__PROBLEM REQUIREMENTS__: Scan the data below and pick out the lines containing the word "type".

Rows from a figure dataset
-*-
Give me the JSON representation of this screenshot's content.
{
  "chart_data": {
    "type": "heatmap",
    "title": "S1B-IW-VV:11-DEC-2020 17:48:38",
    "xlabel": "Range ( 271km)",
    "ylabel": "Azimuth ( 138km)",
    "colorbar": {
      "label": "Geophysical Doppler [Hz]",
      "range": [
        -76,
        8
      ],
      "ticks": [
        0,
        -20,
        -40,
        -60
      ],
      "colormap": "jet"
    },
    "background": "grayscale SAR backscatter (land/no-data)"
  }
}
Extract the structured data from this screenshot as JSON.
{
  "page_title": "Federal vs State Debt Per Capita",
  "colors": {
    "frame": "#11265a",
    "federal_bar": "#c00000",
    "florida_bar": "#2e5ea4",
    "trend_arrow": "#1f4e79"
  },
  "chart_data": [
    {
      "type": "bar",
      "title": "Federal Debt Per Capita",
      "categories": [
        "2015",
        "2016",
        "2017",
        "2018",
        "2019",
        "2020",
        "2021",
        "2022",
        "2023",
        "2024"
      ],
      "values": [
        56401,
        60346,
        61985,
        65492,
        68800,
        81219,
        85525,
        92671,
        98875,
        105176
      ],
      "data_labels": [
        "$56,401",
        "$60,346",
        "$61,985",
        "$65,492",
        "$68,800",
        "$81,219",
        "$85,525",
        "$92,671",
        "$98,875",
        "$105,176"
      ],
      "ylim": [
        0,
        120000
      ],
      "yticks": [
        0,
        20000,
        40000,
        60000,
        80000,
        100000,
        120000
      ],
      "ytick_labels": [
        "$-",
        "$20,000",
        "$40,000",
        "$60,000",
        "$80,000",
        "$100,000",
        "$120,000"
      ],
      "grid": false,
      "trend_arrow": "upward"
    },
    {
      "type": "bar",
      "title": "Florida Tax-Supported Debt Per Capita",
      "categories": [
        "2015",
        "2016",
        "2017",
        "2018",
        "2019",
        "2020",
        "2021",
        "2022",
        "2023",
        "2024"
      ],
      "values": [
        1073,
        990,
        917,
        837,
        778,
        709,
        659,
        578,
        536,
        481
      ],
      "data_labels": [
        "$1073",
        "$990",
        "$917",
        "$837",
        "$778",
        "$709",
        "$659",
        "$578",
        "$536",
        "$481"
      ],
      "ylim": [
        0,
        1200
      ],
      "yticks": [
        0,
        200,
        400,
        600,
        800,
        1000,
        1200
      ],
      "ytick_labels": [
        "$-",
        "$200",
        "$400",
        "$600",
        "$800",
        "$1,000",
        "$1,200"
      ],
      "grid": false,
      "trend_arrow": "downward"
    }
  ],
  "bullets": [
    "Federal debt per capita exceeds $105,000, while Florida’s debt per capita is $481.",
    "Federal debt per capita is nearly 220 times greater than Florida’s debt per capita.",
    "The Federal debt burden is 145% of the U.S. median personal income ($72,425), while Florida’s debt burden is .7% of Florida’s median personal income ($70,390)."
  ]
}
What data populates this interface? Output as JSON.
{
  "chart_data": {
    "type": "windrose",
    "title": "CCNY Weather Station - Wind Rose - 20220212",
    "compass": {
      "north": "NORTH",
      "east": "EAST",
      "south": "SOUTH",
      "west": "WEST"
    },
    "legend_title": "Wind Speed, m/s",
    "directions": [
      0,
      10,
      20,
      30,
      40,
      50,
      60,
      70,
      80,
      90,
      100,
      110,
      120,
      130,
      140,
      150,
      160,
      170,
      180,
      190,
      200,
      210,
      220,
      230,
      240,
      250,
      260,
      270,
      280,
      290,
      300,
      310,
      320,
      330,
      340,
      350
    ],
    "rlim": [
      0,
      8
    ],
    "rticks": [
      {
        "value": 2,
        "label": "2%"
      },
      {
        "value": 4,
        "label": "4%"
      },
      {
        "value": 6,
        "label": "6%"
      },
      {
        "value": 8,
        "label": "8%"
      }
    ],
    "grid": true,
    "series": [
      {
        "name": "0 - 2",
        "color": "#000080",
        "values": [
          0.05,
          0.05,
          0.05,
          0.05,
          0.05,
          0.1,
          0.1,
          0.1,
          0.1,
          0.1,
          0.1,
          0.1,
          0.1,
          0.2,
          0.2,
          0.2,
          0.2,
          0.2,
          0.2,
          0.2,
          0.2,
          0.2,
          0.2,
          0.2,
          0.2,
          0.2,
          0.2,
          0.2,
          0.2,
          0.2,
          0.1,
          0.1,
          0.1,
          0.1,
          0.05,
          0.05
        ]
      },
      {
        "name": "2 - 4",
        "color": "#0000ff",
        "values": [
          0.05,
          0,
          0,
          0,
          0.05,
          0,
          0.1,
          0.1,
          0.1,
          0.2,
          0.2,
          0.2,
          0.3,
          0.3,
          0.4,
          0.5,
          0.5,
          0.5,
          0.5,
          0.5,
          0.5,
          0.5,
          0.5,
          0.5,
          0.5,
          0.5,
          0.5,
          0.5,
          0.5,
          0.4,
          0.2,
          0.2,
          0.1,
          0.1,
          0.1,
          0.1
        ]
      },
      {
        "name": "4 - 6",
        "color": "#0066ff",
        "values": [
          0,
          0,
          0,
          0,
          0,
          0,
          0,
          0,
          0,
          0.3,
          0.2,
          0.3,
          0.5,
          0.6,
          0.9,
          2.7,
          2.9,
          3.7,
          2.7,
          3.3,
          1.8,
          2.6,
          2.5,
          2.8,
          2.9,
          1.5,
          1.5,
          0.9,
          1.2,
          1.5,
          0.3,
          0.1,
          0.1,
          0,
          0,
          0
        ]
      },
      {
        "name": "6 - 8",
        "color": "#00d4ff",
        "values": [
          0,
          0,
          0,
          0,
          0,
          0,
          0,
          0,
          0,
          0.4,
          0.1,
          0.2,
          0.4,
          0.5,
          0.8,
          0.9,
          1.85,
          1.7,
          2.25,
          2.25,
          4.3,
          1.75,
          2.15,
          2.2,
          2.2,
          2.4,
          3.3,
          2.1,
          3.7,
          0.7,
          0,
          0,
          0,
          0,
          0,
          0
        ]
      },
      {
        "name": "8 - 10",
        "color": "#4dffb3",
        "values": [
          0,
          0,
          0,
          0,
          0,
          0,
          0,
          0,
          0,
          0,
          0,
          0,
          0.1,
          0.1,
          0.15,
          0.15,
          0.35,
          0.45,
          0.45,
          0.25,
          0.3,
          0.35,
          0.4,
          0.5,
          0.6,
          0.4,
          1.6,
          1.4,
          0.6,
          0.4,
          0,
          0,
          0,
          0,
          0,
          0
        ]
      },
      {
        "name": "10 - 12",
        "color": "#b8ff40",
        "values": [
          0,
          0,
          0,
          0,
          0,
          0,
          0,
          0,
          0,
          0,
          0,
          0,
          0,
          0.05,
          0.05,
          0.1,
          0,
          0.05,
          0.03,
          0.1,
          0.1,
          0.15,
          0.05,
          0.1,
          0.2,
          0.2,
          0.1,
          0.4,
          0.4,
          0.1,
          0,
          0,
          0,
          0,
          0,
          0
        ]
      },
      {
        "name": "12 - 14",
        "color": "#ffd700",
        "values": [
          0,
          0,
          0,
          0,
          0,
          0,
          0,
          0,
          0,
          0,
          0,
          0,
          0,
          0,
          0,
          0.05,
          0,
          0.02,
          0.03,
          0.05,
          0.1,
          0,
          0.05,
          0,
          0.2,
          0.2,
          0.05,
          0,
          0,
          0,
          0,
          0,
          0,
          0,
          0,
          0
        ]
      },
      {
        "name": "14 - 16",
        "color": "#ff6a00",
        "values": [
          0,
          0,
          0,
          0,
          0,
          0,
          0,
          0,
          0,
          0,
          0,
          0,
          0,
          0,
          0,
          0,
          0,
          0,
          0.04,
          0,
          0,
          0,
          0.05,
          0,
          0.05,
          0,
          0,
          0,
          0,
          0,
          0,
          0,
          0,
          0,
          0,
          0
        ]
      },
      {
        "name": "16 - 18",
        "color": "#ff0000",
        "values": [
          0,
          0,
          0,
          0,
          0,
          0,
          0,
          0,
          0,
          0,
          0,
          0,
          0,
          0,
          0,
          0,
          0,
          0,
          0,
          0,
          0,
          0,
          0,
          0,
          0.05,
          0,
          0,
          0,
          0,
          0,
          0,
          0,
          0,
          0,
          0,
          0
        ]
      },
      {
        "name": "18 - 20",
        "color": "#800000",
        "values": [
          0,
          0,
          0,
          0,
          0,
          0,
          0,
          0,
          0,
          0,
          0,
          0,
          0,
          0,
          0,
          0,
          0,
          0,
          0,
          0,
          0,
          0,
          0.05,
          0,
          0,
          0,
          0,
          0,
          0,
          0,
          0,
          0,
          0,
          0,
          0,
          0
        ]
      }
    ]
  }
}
-*-
__SOLUTION TO THIS TASK__:
    "type": "heatmap",
      "type": "bar",
      "type": "bar",
    "type": "windrose",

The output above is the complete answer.